*The request*
Copy nothing but the text: repeat each entry exactly and drop the images.

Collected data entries
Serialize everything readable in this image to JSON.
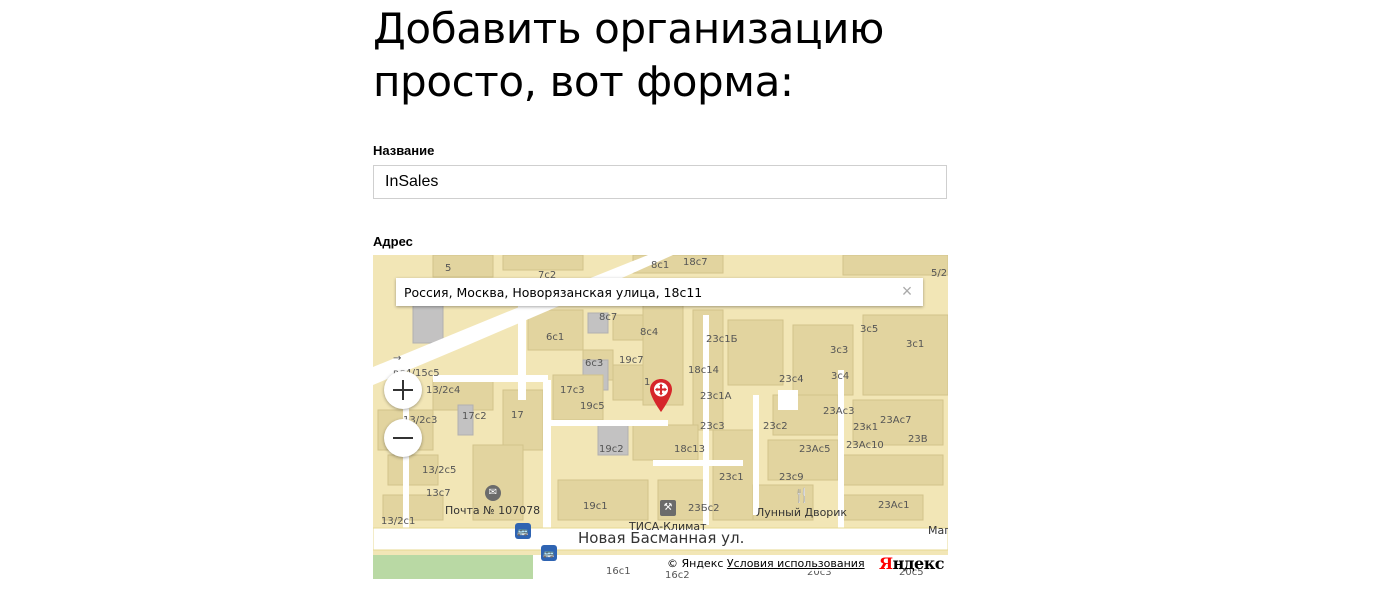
{
  "heading": {
    "line1": "Добавить организацию",
    "line2": "просто, вот форма:"
  },
  "form": {
    "name_label": "Название",
    "name_value": "InSales",
    "address_label": "Адрес"
  },
  "map": {
    "search_value": "Россия, Москва, Новорязанская улица, 18с11",
    "clear_glyph": "×",
    "zoom_in_glyph": "+",
    "zoom_out_glyph": "−",
    "copyright_prefix": "© Яндекс",
    "terms_link": "Условия использования",
    "logo_first": "Я",
    "logo_rest": "ндекс",
    "street_label": "Новая Басманная ул.",
    "pois": {
      "post_office": "Почта № 107078",
      "tisa": "ТИСА-Климат",
      "lunny": "Лунный Дворик",
      "mag": "Маг"
    },
    "building_labels": {
      "b5": "5",
      "b7c2": "7с2",
      "b8c1": "8с1",
      "b18c7": "18с7",
      "b5_2": "5/2",
      "b8c7": "8с7",
      "b8c4": "8с4",
      "b23c16": "23с1Б",
      "b3c5": "3с5",
      "b3c1": "3с1",
      "b6c1": "6с1",
      "b6c3": "6с3",
      "b19c7": "19с7",
      "b18c14": "18с14",
      "b3c3": "3с3",
      "b23c4": "23с4",
      "b3c4": "3с4",
      "bvl4": "вл4/15с5",
      "b13_2c4": "13/2с4",
      "b17c3": "17с3",
      "b19c5": "19с5",
      "b23c1a": "23с1А",
      "b23ac3": "23Ас3",
      "b13_2c3": "13/2с3",
      "b17c2": "17с2",
      "b17": "17",
      "b23ac7": "23Ас7",
      "b23c3": "23с3",
      "b23c2": "23с2",
      "b23k1": "23к1",
      "b23ac10": "23Ас10",
      "b23v": "23В",
      "b19c2": "19с2",
      "b18c13": "18с13",
      "b23ac5": "23Ас5",
      "b13_2c5": "13/2с5",
      "b23c1": "23с1",
      "b23c9": "23с9",
      "b13c7": "13с7",
      "b19c1": "19с1",
      "b23bc2": "23Бс2",
      "b23ac1": "23Ас1",
      "b13_2c1": "13/2с1",
      "b16c1": "16с1",
      "b16c2": "16с2",
      "b20c3": "20с3",
      "b20c5": "20с5",
      "b1": "1",
      "arrow": "→"
    }
  },
  "colors": {
    "map_ground": "#f2e6b6",
    "building": "#e2d49f",
    "pin": "#d6262b",
    "bus": "#2f64b2",
    "logo_red": "#ff0000"
  }
}
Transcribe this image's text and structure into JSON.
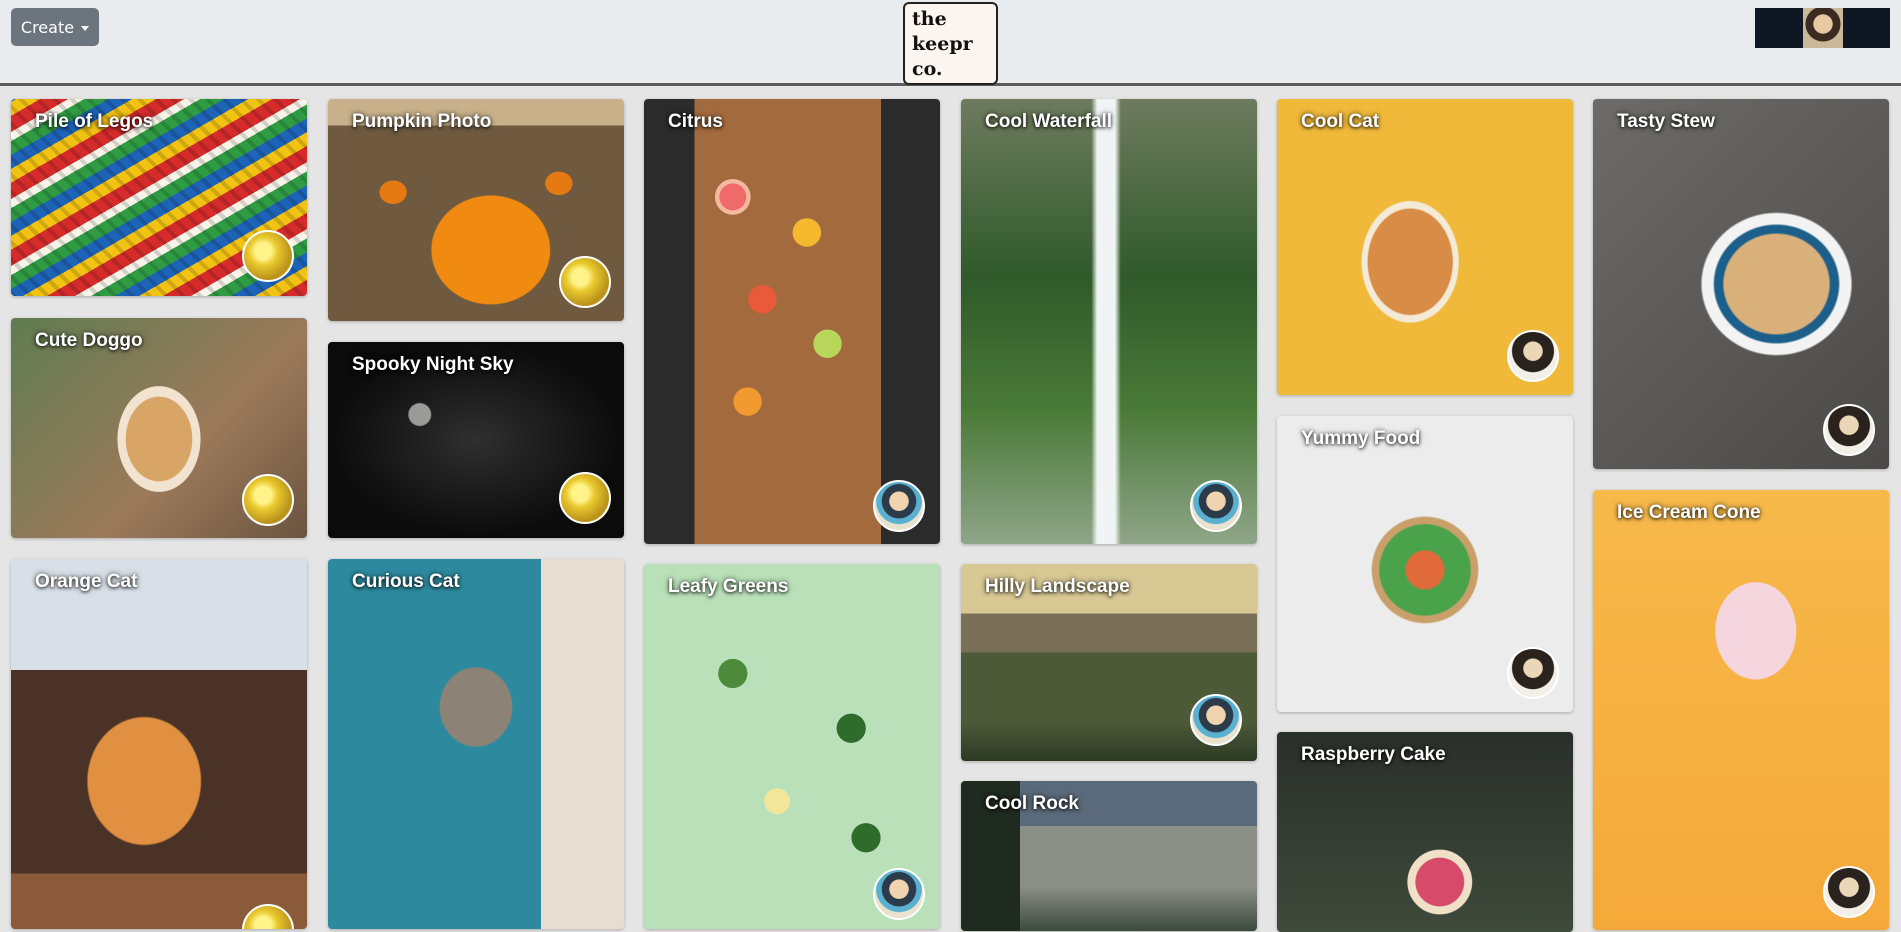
{
  "navbar": {
    "create_label": "Create",
    "logo_lines": [
      "the",
      "keepr",
      "co."
    ]
  },
  "cards": [
    {
      "title": "Pile of Legos"
    },
    {
      "title": "Pumpkin Photo"
    },
    {
      "title": "Citrus"
    },
    {
      "title": "Cool Waterfall"
    },
    {
      "title": "Cool Cat"
    },
    {
      "title": "Tasty Stew"
    },
    {
      "title": "Cute Doggo"
    },
    {
      "title": "Spooky Night Sky"
    },
    {
      "title": "Yummy Food"
    },
    {
      "title": "Ice Cream Cone"
    },
    {
      "title": "Orange Cat"
    },
    {
      "title": "Curious Cat"
    },
    {
      "title": "Leafy Greens"
    },
    {
      "title": "Hilly Landscape"
    },
    {
      "title": "Cool Rock"
    },
    {
      "title": "Raspberry Cake"
    }
  ]
}
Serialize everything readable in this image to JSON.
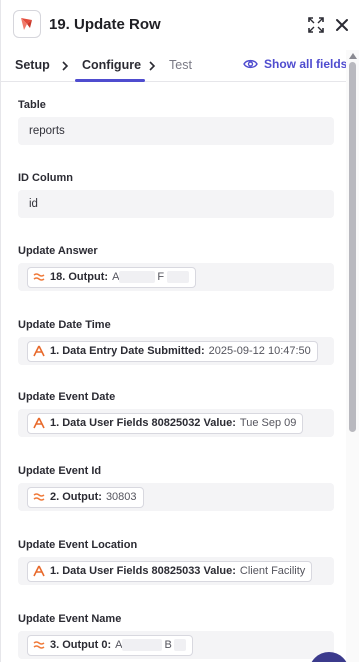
{
  "header": {
    "title": "19. Update Row"
  },
  "tabs": [
    {
      "label": "Setup"
    },
    {
      "label": "Configure"
    },
    {
      "label": "Test"
    }
  ],
  "show_all_label": "Show all fields",
  "fields": [
    {
      "label": "Table",
      "value": "reports"
    },
    {
      "label": "ID Column",
      "value": "id"
    },
    {
      "label": "Update Answer",
      "pill_key": "18. Output:",
      "pill_value": "A",
      "pill_value_tail": "F",
      "pill_icon": "formatter-icon"
    },
    {
      "label": "Update Date Time",
      "pill_key": "1. Data Entry Date Submitted:",
      "pill_value": "2025-09-12 10:47:50",
      "pill_icon": "trigger-app-icon"
    },
    {
      "label": "Update Event Date",
      "pill_key": "1. Data User Fields 80825032 Value:",
      "pill_value": "Tue Sep 09",
      "pill_icon": "trigger-app-icon"
    },
    {
      "label": "Update Event Id",
      "pill_key": "2. Output:",
      "pill_value": "30803",
      "pill_icon": "formatter-icon"
    },
    {
      "label": "Update Event Location",
      "pill_key": "1. Data User Fields 80825033 Value:",
      "pill_value": "Client Facility",
      "pill_icon": "trigger-app-icon"
    },
    {
      "label": "Update Event Name",
      "pill_key": "3. Output 0:",
      "pill_value": "A",
      "pill_value_tail": "B",
      "pill_icon": "formatter-icon"
    }
  ],
  "colors": {
    "accent": "#4f4ccf",
    "formatter_icon": "#f07a3a",
    "trigger_icon": "#e86a2c"
  }
}
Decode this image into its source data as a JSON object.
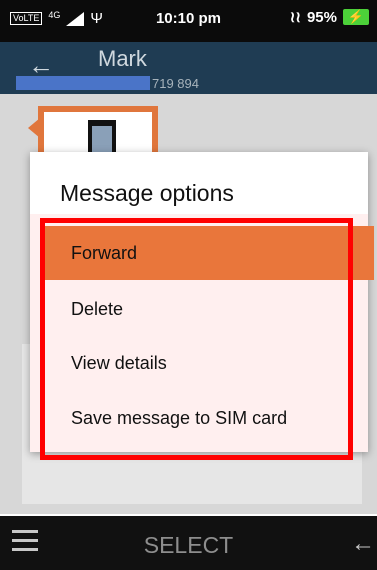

*Expected output*
Serialize everything readable in this image to JSON.
{
  "heading": {
    "line1": "Добавить организацию",
    "line2": "просто, вот форма:"
  },
  "form": {
    "name_label": "Название",
    "name_value": "InSales",
    "address_label": "Адрес"
  },
  "map": {
    "search_value": "Россия, Москва, Новорязанская улица, 18с11",
    "clear_glyph": "×",
    "zoom_in_glyph": "+",
    "zoom_out_glyph": "−",
    "copyright_prefix": "© Яндекс",
    "terms_link": "Условия использования",
    "logo_first": "Я",
    "logo_rest": "ндекс",
    "street_label": "Новая Басманная ул.",
    "pois": {
      "post_office": "Почта № 107078",
      "tisa": "ТИСА-Климат",
      "lunny": "Лунный Дворик",
      "mag": "Маг"
    },
    "building_labels": {
      "b5": "5",
      "b7c2": "7с2",
      "b8c1": "8с1",
      "b18c7": "18с7",
      "b5_2": "5/2",
      "b8c7": "8с7",
      "b8c4": "8с4",
      "b23c16": "23с1Б",
      "b3c5": "3с5",
      "b3c1": "3с1",
      "b6c1": "6с1",
      "b6c3": "6с3",
      "b19c7": "19с7",
      "b18c14": "18с14",
      "b3c3": "3с3",
      "b23c4": "23с4",
      "b3c4": "3с4",
      "bvl4": "вл4/15с5",
      "b13_2c4": "13/2с4",
      "b17c3": "17с3",
      "b19c5": "19с5",
      "b23c1a": "23с1А",
      "b23ac3": "23Ас3",
      "b13_2c3": "13/2с3",
      "b17c2": "17с2",
      "b17": "17",
      "b23ac7": "23Ас7",
      "b23c3": "23с3",
      "b23c2": "23с2",
      "b23k1": "23к1",
      "b23ac10": "23Ас10",
      "b23v": "23В",
      "b19c2": "19с2",
      "b18c13": "18с13",
      "b23ac5": "23Ас5",
      "b13_2c5": "13/2с5",
      "b23c1": "23с1",
      "b23c9": "23с9",
      "b13c7": "13с7",
      "b19c1": "19с1",
      "b23bc2": "23Бс2",
      "b23ac1": "23Ас1",
      "b13_2c1": "13/2с1",
      "b16c1": "16с1",
      "b16c2": "16с2",
      "b20c3": "20с3",
      "b20c5": "20с5",
      "b1": "1",
      "arrow": "→"
    }
  },
  "colors": {
    "map_ground": "#f2e6b6",
    "building": "#e2d49f",
    "pin": "#d6262b",
    "bus": "#2f64b2",
    "logo_red": "#ff0000"
  }
}
Transcribe this image's text and structure into JSON.
{
  "navbar": {
    "create_label": "Create",
    "logo_lines": [
      "the",
      "keepr",
      "co."
    ]
  },
  "cards": [
    {
      "title": "Pile of Legos"
    },
    {
      "title": "Pumpkin Photo"
    },
    {
      "title": "Citrus"
    },
    {
      "title": "Cool Waterfall"
    },
    {
      "title": "Cool Cat"
    },
    {
      "title": "Tasty Stew"
    },
    {
      "title": "Cute Doggo"
    },
    {
      "title": "Spooky Night Sky"
    },
    {
      "title": "Yummy Food"
    },
    {
      "title": "Ice Cream Cone"
    },
    {
      "title": "Orange Cat"
    },
    {
      "title": "Curious Cat"
    },
    {
      "title": "Leafy Greens"
    },
    {
      "title": "Hilly Landscape"
    },
    {
      "title": "Cool Rock"
    },
    {
      "title": "Raspberry Cake"
    }
  ]
}
Serialize everything readable in this image to JSON.
{
  "header": {
    "title": "19. Update Row"
  },
  "tabs": [
    {
      "label": "Setup"
    },
    {
      "label": "Configure"
    },
    {
      "label": "Test"
    }
  ],
  "show_all_label": "Show all fields",
  "fields": [
    {
      "label": "Table",
      "value": "reports"
    },
    {
      "label": "ID Column",
      "value": "id"
    },
    {
      "label": "Update Answer",
      "pill_key": "18. Output:",
      "pill_value": "A",
      "pill_value_tail": "F",
      "pill_icon": "formatter-icon"
    },
    {
      "label": "Update Date Time",
      "pill_key": "1. Data Entry Date Submitted:",
      "pill_value": "2025-09-12 10:47:50",
      "pill_icon": "trigger-app-icon"
    },
    {
      "label": "Update Event Date",
      "pill_key": "1. Data User Fields 80825032 Value:",
      "pill_value": "Tue Sep 09",
      "pill_icon": "trigger-app-icon"
    },
    {
      "label": "Update Event Id",
      "pill_key": "2. Output:",
      "pill_value": "30803",
      "pill_icon": "formatter-icon"
    },
    {
      "label": "Update Event Location",
      "pill_key": "1. Data User Fields 80825033 Value:",
      "pill_value": "Client Facility",
      "pill_icon": "trigger-app-icon"
    },
    {
      "label": "Update Event Name",
      "pill_key": "3. Output 0:",
      "pill_value": "A",
      "pill_value_tail": "B",
      "pill_icon": "formatter-icon"
    }
  ],
  "colors": {
    "accent": "#4f4ccf",
    "formatter_icon": "#f07a3a",
    "trigger_icon": "#e86a2c"
  }
}
Decode this image into its source data as a JSON object.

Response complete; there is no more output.